BRONTEKST:
-*-

• No results found

Belastingreglement: masten en pylonen

Gelet op artikel 41,162 en 170§4 van de Grondwet;

Gelet op het decreet lokaal bestuur van 22 december 2017, artikel 40,§3 en 41,14°, inzake de bevoegdheid van de gemeenteraad om belastingreglementen te wijzigen, vast te stellen en goed te keuren;

Gelet op het decreet lokaal bestuur van 22 december 2017, artikel 286, 287 en 288, inzake de bekendmaking en de inwerkingtreding van het belastingreglement;

Gelet op het decreet lokaal bestuur van 22 december 2017, artikel 330, inzake het bestuurlijk toezicht op de besluiten van de gemeenteraad betreffende de belastingreglementen;

Gelet op het decreet van 30 mei 2008 betreffende de vestiging, de invordering en de geschillenprocedure van provincie- en gemeentebelastingen, zoals gewijzigd;

Gelet op de omzendbrief KB/ABB 2019/2 betreffende de Gemeentefiscaliteit;

Overwegende dat het noodzakelijk is om ten laste van de eigenaars van masten en pylonen een belasting te heffen ten einde bij te dragen in de algemene financiering van de gemeentelijke uitgaven;

Overwegende dat het aangewezen is om masten en pylonen op het grondgebied van de stad Brugge te beperken, ter vrijwaring van de aantrekkingskracht van de stad als woonomgeving en toeristische bestemming en wegens de visuele vervuiling, de landschapsverstoring en het doorbreken van de vrije open ruimte;

Overwegende dat het landschapverstorend karakter van masten en pylonen dienstig voor openbare hulpverlenings- en veiligheidsdiensten die primaire overheidstaken uitoefenen, voldoende wordt gecompenseerd door het maatschappelijk belang, zodat hiervoor vrijstelling kan worden verleend;

Overwegende dat het landschapverstorend karakter van masten en pylonen dienstig voor verlichten van terreinen en open ruimtes in het kader van veiligheid en bewaking voldoende wordt gecompenseerd ten behoeve van het algemeen belang, zodat hiervoor vrijstelling kan worden verleend;

Overwegende dat het verantwoord is om vrijstelling te voorzien voor constructies louter voor recreatief gebruik, gezien het niet-bedrijfsmatig oogmerk en karakter van de constructie, waarbij

hobby en amateur met betrekking tot het gebruik van de mast of pyloon centraal staan, en de constructie niet voor lucratieve doeleinden is bestemd;

Overwegende dat deze constructies voor recreatief gebruik duidelijk te onderscheiden zijn van de constructies van andere commerciële ondernemingen, gezien de afwezigheid van een bedrijfsmatig aspect, waardoor de bijdragecapaciteit voor eigenaren van constructies bestemd voor hobby en amateur niet vergelijkbaar is met de andere commerciële ondernemingen die wel onder het toepassingsgebied van het belastingreglement vallen;

Gelet op de financiële toestand van de gemeente;

Beslist:

Artikel 1: Termijn en belastbaar feit

Er wordt voor het aanslagjaar 2020 tot en met 2025 een jaarlijkse belasting geheven op masten en pylonen geplaatst op het grondgebied van de stad Brugge, in open lucht en zichtbaar vanaf de openbare weg.

-*-

UW OPDRACHT:
A - Vertaal de volgende zin uit het belastingreglement over masten en pylonen in het Engels: "Er wordt voor het aanslagjaar 2020 tot en met 2025 een jaarlijkse belasting geheven op masten en pylonen geplaatst op het grondgebied van de stad Brugge, in open lucht en zichtbaar vanaf de openbare weg."
B - Herschrijf het deel van het belastingreglement over masten en pylonen dat begint bij de woorden "Artikel 1: Termijn" en eindigt na "de openbare weg.", en vervang daarin "aanslagjaar" door "belastingjaar".
De onderstaande lijst hoeft u niet te raadplegen.

GETOONDE LIJST:
-*-

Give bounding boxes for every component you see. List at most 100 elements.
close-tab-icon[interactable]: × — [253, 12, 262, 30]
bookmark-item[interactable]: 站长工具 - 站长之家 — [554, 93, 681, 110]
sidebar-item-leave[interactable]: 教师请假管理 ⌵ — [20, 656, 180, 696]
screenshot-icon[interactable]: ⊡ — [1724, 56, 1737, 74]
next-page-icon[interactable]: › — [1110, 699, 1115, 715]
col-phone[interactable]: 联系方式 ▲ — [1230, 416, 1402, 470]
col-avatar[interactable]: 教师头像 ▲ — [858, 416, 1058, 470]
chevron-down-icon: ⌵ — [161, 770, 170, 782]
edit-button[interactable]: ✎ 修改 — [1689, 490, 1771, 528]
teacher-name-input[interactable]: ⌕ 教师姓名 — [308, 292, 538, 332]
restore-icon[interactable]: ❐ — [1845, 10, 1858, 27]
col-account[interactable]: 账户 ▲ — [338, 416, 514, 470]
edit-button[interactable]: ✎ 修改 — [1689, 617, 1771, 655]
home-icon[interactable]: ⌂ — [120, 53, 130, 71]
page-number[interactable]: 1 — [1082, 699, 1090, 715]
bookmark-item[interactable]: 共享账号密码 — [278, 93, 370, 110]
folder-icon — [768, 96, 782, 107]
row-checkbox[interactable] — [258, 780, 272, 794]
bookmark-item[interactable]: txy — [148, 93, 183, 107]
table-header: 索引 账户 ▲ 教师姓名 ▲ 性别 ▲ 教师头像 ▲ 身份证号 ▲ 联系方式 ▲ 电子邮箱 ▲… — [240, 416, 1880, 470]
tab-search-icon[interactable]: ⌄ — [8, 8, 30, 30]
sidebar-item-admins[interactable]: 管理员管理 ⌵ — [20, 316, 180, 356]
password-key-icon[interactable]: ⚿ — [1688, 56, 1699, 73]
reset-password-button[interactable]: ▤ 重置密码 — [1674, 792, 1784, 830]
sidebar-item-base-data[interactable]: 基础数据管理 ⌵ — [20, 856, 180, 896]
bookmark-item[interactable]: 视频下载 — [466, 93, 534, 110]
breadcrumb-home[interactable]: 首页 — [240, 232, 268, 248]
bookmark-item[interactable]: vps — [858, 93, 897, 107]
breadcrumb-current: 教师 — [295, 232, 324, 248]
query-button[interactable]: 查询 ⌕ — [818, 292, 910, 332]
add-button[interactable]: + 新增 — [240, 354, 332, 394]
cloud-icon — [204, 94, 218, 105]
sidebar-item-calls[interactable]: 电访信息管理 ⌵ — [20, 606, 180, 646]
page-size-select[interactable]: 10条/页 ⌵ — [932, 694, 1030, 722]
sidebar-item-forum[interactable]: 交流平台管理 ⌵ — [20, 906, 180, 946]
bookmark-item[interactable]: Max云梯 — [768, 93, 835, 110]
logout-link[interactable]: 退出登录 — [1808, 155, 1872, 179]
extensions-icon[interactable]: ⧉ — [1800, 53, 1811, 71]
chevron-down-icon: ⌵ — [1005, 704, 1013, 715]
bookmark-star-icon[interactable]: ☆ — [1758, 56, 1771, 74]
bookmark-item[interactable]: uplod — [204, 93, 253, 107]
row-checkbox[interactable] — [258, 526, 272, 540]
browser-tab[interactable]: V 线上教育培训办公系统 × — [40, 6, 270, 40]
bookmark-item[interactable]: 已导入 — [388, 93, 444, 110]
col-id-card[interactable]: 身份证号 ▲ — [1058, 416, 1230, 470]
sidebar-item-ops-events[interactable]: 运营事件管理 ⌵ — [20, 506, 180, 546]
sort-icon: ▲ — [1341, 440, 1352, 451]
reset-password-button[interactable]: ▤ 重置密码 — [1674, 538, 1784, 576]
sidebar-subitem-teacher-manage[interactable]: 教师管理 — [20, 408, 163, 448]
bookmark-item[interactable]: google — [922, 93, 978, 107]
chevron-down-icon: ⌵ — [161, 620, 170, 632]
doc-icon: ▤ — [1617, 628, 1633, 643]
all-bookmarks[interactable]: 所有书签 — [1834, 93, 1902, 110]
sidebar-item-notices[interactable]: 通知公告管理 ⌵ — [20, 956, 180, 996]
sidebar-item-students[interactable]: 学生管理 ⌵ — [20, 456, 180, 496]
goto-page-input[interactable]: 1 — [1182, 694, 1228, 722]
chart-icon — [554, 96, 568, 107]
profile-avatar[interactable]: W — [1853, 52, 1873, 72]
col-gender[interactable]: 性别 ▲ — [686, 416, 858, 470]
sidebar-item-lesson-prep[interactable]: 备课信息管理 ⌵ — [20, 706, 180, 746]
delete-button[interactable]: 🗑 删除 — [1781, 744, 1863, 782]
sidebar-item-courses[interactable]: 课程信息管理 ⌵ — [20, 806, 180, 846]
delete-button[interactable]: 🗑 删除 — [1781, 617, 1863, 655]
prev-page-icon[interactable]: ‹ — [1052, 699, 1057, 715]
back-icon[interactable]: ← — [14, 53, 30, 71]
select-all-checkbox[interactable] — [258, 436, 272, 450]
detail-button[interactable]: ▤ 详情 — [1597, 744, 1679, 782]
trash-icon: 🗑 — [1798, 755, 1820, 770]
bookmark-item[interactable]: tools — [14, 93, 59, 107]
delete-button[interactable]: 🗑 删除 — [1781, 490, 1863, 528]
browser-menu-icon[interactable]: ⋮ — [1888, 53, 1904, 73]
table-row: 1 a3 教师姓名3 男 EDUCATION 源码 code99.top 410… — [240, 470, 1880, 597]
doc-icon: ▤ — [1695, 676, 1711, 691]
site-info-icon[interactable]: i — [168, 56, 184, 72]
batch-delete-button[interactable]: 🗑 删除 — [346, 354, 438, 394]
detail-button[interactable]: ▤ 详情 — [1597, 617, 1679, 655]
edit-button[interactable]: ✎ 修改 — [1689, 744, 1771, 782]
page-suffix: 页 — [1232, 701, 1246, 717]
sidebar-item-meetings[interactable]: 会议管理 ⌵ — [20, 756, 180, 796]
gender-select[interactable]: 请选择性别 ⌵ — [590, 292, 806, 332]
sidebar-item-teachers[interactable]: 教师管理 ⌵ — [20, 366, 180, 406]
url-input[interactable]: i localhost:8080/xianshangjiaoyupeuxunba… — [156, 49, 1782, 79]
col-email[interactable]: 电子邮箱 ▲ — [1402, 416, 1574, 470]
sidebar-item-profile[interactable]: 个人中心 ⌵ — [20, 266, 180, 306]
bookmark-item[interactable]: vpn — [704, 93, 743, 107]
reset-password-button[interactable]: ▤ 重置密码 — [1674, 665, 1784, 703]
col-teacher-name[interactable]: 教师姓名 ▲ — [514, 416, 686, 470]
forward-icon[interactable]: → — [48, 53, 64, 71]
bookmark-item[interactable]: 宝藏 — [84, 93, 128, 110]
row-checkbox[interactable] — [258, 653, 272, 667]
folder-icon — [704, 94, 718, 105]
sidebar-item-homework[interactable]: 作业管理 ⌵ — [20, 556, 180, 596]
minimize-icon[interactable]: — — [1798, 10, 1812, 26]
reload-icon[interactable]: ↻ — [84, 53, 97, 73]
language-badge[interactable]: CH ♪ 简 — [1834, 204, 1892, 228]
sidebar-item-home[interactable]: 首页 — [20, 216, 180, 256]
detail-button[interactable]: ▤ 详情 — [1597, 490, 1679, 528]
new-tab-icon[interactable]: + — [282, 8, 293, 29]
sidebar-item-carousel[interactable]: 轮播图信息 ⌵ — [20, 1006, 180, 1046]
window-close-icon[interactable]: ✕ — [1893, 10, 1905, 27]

-*-

OPLOSSINGEN:
A - For the assessment years 2020 through 2025, an annual tax is levied on masts and pylons placed on the territory of the city of Bruges, in the open air and visible from the public road.

B -
Artikel 1: Termijn en belastbaar feit

Er wordt voor het belastingjaar 2020 tot en met 2025 een jaarlijkse belasting geheven op masten en pylonen geplaatst op het grondgebied van de stad Brugge, in open lucht en zichtbaar vanaf de openbare weg.